§ SHORT EXERCISE
Set down each record below precisely, skipping the pictures.

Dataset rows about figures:
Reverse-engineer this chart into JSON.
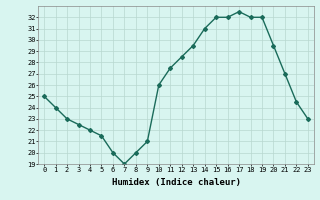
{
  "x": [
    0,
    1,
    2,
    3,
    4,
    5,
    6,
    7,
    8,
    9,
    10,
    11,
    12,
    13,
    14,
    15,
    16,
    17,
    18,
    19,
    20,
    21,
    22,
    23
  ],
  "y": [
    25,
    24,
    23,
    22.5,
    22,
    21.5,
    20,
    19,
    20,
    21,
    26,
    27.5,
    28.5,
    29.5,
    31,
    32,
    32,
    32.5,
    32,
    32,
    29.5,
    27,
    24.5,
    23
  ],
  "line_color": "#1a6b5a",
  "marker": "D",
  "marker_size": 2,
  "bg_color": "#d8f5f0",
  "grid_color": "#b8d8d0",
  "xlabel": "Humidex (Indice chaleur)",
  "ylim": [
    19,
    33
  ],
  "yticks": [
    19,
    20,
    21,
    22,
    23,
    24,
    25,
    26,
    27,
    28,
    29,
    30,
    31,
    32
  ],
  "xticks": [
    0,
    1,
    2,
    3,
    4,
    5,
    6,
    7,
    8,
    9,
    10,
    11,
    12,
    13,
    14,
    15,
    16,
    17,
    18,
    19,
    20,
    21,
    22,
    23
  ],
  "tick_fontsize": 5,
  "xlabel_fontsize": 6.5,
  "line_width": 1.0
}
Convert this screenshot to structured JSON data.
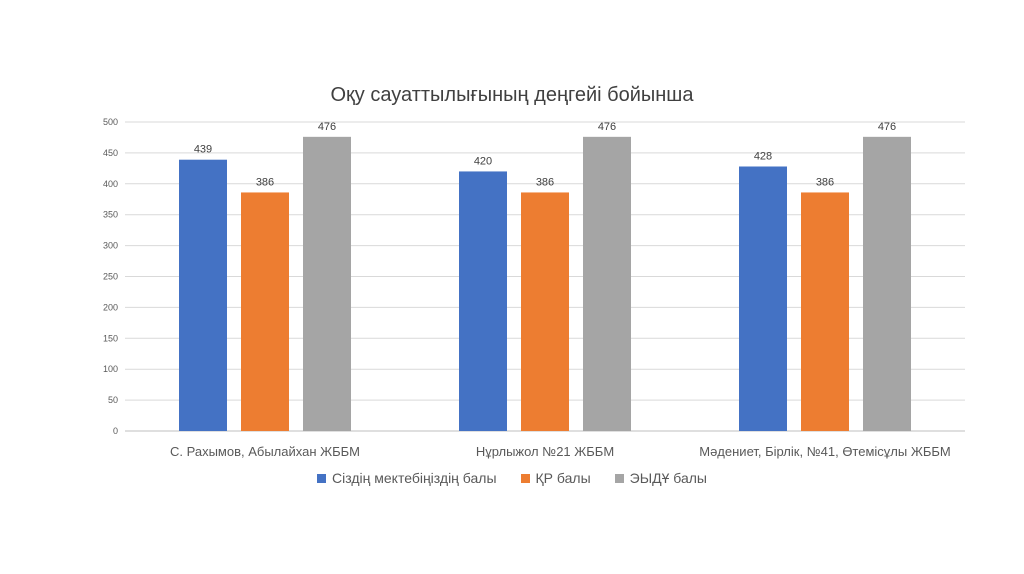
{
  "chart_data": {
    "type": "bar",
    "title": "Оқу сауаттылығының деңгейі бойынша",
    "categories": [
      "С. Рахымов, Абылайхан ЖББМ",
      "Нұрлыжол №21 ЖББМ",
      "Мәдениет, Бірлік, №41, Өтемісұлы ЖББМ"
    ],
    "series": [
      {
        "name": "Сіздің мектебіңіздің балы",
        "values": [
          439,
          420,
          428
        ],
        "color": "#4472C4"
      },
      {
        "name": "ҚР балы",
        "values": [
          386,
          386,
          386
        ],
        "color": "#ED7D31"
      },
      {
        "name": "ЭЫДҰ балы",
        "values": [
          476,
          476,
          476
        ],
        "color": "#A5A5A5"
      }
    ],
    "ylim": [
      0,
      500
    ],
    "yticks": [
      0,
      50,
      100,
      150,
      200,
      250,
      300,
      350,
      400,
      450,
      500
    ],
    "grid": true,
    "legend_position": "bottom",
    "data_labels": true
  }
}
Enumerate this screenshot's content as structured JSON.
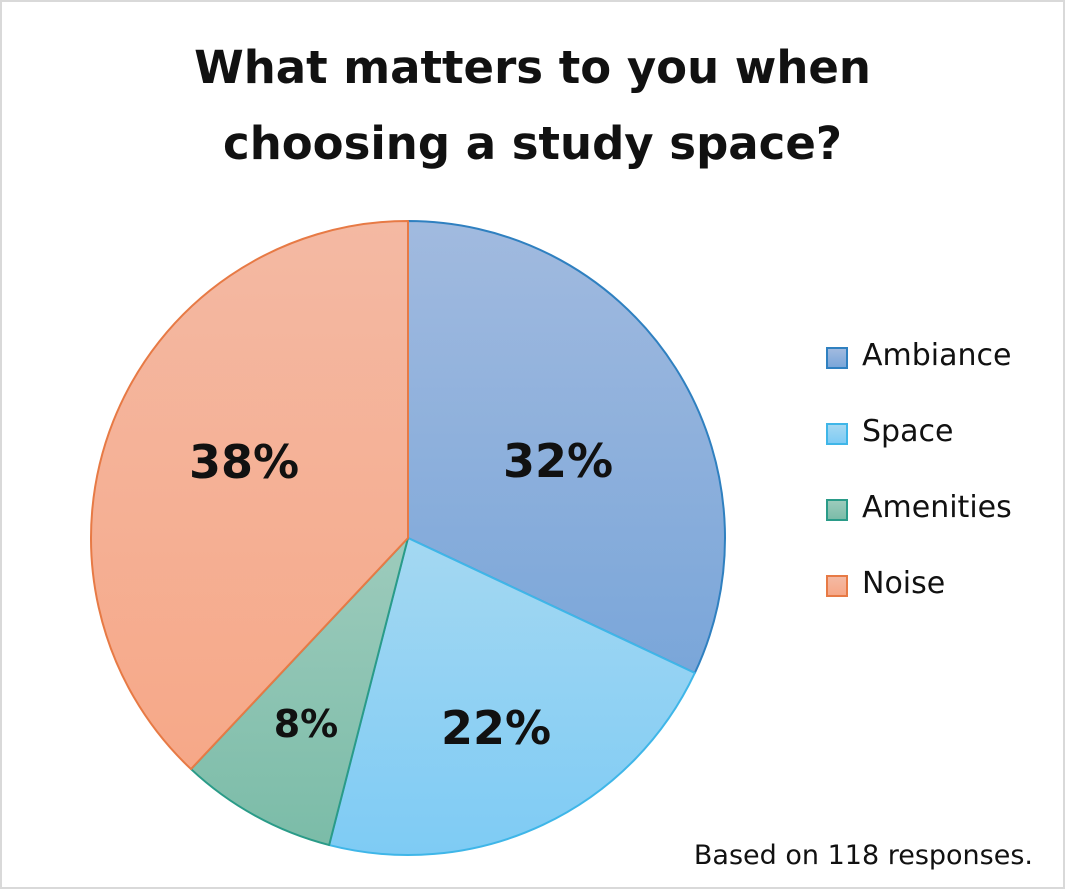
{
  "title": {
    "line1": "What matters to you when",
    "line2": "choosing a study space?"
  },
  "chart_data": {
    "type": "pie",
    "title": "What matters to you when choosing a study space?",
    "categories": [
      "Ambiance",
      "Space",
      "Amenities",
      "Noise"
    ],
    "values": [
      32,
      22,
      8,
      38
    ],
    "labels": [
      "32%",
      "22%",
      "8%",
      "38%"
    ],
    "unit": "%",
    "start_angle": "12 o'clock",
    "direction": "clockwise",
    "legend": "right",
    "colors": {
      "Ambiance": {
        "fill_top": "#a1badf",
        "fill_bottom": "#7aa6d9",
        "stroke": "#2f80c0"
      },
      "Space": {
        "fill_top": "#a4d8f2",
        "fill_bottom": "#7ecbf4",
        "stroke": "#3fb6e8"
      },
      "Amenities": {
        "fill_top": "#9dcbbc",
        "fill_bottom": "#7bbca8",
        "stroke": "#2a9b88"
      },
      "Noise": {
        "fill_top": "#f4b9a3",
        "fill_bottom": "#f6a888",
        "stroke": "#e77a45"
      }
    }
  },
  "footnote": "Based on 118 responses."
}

§ WORKED SOLUTION
Reverse-engineer this chart into JSON.
{
  "x": [
    0,
    1,
    2,
    3,
    4,
    5,
    6,
    7,
    8,
    9,
    10,
    11,
    12,
    13,
    14,
    15,
    16,
    17,
    18,
    19,
    20,
    21,
    22,
    23
  ],
  "y": [
    25,
    24,
    23,
    22.5,
    22,
    21.5,
    20,
    19,
    20,
    21,
    26,
    27.5,
    28.5,
    29.5,
    31,
    32,
    32,
    32.5,
    32,
    32,
    29.5,
    27,
    24.5,
    23
  ],
  "line_color": "#1a6b5a",
  "marker": "D",
  "marker_size": 2,
  "bg_color": "#d8f5f0",
  "grid_color": "#b8d8d0",
  "xlabel": "Humidex (Indice chaleur)",
  "ylim": [
    19,
    33
  ],
  "yticks": [
    19,
    20,
    21,
    22,
    23,
    24,
    25,
    26,
    27,
    28,
    29,
    30,
    31,
    32
  ],
  "xticks": [
    0,
    1,
    2,
    3,
    4,
    5,
    6,
    7,
    8,
    9,
    10,
    11,
    12,
    13,
    14,
    15,
    16,
    17,
    18,
    19,
    20,
    21,
    22,
    23
  ],
  "tick_fontsize": 5,
  "xlabel_fontsize": 6.5,
  "line_width": 1.0
}
Convert this screenshot to structured JSON data.
{
  "chart_data": {
    "type": "bar",
    "title": "Оқу сауаттылығының деңгейі бойынша",
    "categories": [
      "С. Рахымов, Абылайхан ЖББМ",
      "Нұрлыжол №21 ЖББМ",
      "Мәдениет, Бірлік, №41, Өтемісұлы ЖББМ"
    ],
    "series": [
      {
        "name": "Сіздің мектебіңіздің балы",
        "values": [
          439,
          420,
          428
        ],
        "color": "#4472C4"
      },
      {
        "name": "ҚР балы",
        "values": [
          386,
          386,
          386
        ],
        "color": "#ED7D31"
      },
      {
        "name": "ЭЫДҰ балы",
        "values": [
          476,
          476,
          476
        ],
        "color": "#A5A5A5"
      }
    ],
    "ylim": [
      0,
      500
    ],
    "yticks": [
      0,
      50,
      100,
      150,
      200,
      250,
      300,
      350,
      400,
      450,
      500
    ],
    "grid": true,
    "legend_position": "bottom",
    "data_labels": true
  }
}
Enumerate this screenshot's content as structured JSON.
{
  "title": {
    "line1": "What matters to you when",
    "line2": "choosing a study space?"
  },
  "chart_data": {
    "type": "pie",
    "title": "What matters to you when choosing a study space?",
    "categories": [
      "Ambiance",
      "Space",
      "Amenities",
      "Noise"
    ],
    "values": [
      32,
      22,
      8,
      38
    ],
    "labels": [
      "32%",
      "22%",
      "8%",
      "38%"
    ],
    "unit": "%",
    "start_angle": "12 o'clock",
    "direction": "clockwise",
    "legend": "right",
    "colors": {
      "Ambiance": {
        "fill_top": "#a1badf",
        "fill_bottom": "#7aa6d9",
        "stroke": "#2f80c0"
      },
      "Space": {
        "fill_top": "#a4d8f2",
        "fill_bottom": "#7ecbf4",
        "stroke": "#3fb6e8"
      },
      "Amenities": {
        "fill_top": "#9dcbbc",
        "fill_bottom": "#7bbca8",
        "stroke": "#2a9b88"
      },
      "Noise": {
        "fill_top": "#f4b9a3",
        "fill_bottom": "#f6a888",
        "stroke": "#e77a45"
      }
    }
  },
  "footnote": "Based on 118 responses."
}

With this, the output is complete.